■ TASK TO CARRY OUT
Give the number of lines containing "不知口体之奉不若人也" in this listing, with no other words.

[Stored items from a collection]
START

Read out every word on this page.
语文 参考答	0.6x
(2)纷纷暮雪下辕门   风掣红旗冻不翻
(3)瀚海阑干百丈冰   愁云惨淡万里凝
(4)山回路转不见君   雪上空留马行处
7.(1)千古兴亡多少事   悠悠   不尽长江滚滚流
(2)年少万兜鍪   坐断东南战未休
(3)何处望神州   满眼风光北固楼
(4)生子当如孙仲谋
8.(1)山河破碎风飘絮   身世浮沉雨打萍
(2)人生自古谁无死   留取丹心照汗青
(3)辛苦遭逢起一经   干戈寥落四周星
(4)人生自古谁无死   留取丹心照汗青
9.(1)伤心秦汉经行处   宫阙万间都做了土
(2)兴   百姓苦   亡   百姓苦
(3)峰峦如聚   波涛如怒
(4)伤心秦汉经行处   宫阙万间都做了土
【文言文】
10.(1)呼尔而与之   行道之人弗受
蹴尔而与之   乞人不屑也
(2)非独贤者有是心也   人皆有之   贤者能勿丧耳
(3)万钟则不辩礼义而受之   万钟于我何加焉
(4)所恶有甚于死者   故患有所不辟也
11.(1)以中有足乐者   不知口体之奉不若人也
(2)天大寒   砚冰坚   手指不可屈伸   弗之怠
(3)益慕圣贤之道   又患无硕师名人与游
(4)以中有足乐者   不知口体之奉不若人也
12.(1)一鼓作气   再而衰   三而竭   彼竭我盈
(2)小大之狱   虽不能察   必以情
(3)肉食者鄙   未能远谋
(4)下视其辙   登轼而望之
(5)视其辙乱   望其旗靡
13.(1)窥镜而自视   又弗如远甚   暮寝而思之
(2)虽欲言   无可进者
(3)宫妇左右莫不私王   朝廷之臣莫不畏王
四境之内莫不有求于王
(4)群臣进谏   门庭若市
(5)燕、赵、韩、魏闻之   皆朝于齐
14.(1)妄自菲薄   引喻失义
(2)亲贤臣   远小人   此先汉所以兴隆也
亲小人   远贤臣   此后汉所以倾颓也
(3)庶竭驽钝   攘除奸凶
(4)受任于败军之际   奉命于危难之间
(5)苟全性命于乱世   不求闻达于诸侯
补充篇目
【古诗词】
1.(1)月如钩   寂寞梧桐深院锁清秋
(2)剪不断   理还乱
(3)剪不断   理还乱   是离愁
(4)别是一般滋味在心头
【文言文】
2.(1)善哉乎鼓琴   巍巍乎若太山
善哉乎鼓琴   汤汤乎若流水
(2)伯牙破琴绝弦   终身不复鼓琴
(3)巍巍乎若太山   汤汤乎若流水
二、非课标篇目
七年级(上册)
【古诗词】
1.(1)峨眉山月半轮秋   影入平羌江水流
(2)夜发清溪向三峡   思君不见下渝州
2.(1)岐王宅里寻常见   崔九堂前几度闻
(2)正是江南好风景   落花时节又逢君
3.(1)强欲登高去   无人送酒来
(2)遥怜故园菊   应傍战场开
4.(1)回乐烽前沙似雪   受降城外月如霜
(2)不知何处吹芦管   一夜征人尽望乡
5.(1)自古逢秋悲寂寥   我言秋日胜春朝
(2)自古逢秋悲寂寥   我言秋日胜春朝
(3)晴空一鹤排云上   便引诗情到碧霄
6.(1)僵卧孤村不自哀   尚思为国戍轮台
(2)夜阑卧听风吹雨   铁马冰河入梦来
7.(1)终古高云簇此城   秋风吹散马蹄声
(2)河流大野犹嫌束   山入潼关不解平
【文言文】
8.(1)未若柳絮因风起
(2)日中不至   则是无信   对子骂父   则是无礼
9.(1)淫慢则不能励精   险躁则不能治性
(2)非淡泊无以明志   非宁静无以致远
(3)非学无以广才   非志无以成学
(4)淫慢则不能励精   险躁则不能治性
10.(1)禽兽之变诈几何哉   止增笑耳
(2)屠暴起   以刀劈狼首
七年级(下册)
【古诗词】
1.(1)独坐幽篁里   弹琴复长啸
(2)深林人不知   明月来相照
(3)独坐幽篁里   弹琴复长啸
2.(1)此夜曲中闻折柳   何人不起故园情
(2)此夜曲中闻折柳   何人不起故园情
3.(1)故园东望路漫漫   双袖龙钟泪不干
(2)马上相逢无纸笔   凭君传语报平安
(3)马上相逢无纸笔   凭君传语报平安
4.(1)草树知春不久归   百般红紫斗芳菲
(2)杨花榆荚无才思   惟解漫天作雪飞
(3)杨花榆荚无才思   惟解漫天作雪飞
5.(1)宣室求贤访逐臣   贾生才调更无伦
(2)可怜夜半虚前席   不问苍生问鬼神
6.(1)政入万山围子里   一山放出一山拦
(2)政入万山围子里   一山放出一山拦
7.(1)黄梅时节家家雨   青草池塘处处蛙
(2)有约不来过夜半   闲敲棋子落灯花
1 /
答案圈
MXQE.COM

END

■ COMPLETED EXERCISE
2